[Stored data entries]
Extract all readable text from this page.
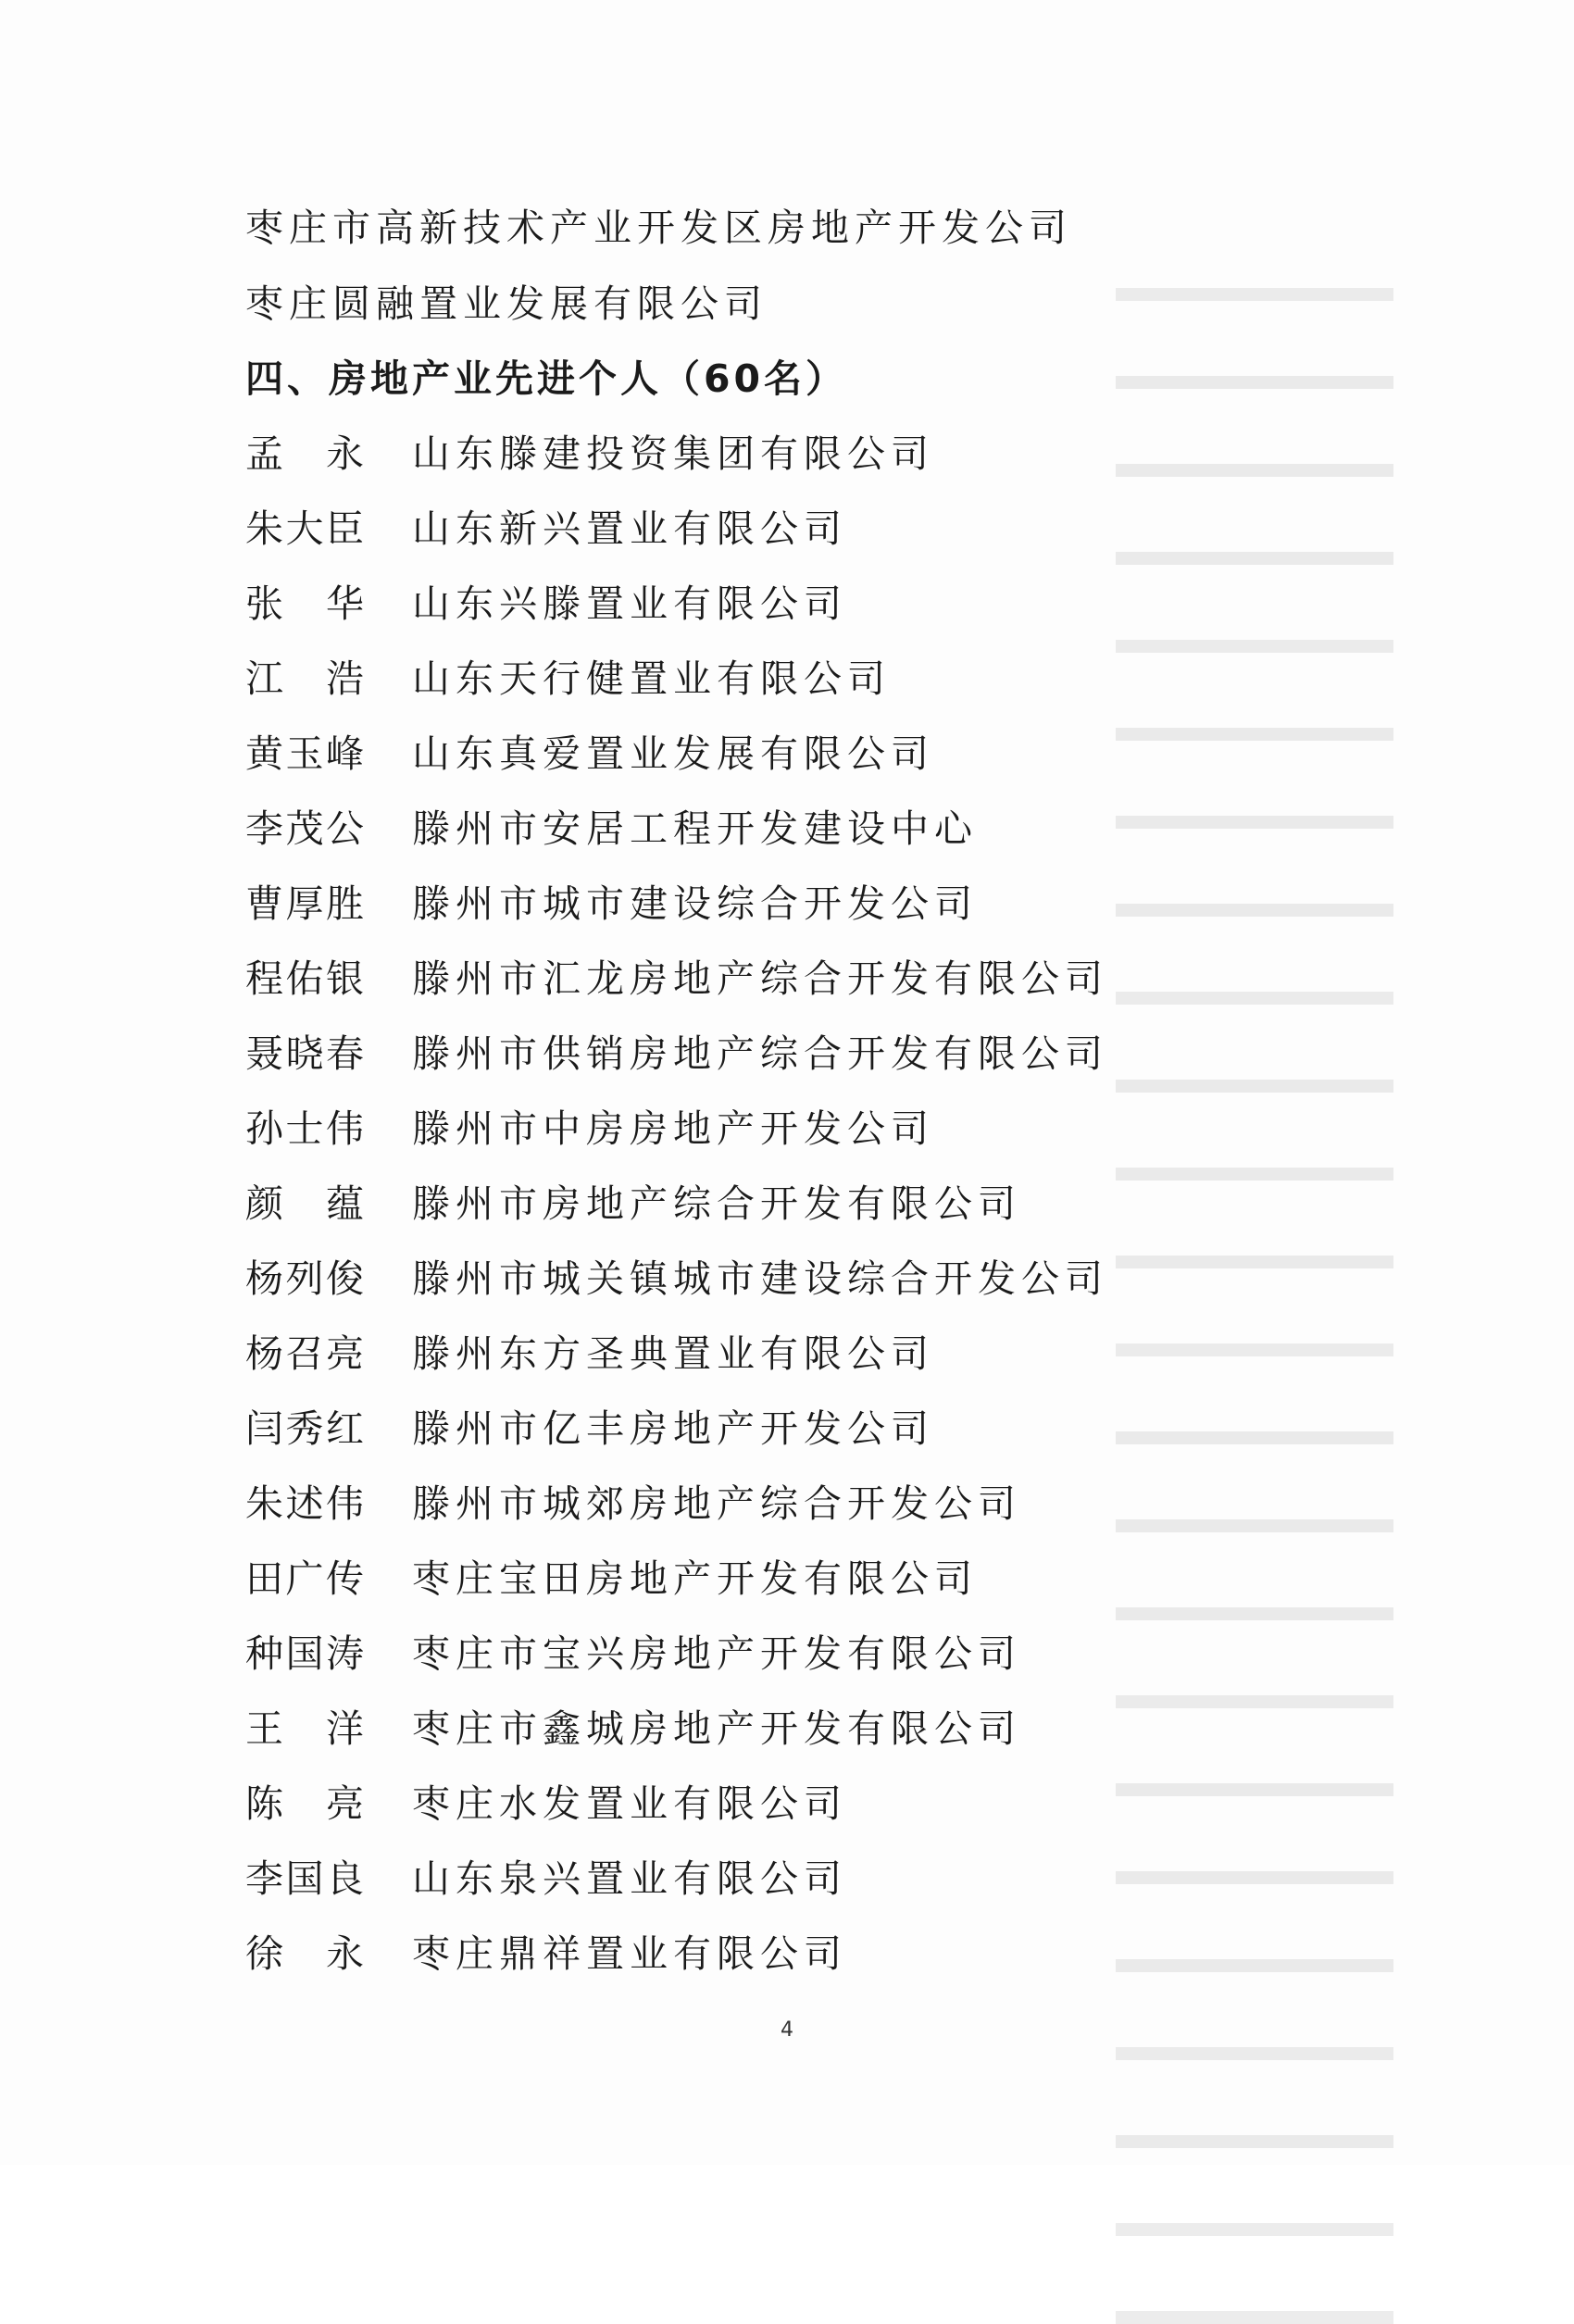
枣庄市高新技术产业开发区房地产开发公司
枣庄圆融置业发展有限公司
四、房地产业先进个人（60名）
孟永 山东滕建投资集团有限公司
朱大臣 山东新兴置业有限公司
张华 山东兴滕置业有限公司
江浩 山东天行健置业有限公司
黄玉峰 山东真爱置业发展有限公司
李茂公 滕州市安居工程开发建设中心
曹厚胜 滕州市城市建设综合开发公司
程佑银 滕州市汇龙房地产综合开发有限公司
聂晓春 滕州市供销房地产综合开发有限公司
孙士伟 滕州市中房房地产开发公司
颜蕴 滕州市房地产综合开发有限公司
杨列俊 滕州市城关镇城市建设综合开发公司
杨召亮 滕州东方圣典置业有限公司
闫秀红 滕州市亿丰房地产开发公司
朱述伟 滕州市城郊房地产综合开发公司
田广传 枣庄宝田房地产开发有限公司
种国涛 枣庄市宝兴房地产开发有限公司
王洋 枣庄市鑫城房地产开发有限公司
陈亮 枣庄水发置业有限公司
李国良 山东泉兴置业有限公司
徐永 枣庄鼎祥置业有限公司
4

Problem: Reproduce all of the material above word for word. Omit the pictures.

The completed task:
Extract all readable text from this page.
枣庄市高新技术产业开发区房地产开发公司
枣庄圆融置业发展有限公司
四、房地产业先进个人（60名）
孟永 山东滕建投资集团有限公司
朱大臣 山东新兴置业有限公司
张华 山东兴滕置业有限公司
江浩 山东天行健置业有限公司
黄玉峰 山东真爱置业发展有限公司
李茂公 滕州市安居工程开发建设中心
曹厚胜 滕州市城市建设综合开发公司
程佑银 滕州市汇龙房地产综合开发有限公司
聂晓春 滕州市供销房地产综合开发有限公司
孙士伟 滕州市中房房地产开发公司
颜蕴 滕州市房地产综合开发有限公司
杨列俊 滕州市城关镇城市建设综合开发公司
杨召亮 滕州东方圣典置业有限公司
闫秀红 滕州市亿丰房地产开发公司
朱述伟 滕州市城郊房地产综合开发公司
田广传 枣庄宝田房地产开发有限公司
种国涛 枣庄市宝兴房地产开发有限公司
王洋 枣庄市鑫城房地产开发有限公司
陈亮 枣庄水发置业有限公司
李国良 山东泉兴置业有限公司
徐永 枣庄鼎祥置业有限公司
4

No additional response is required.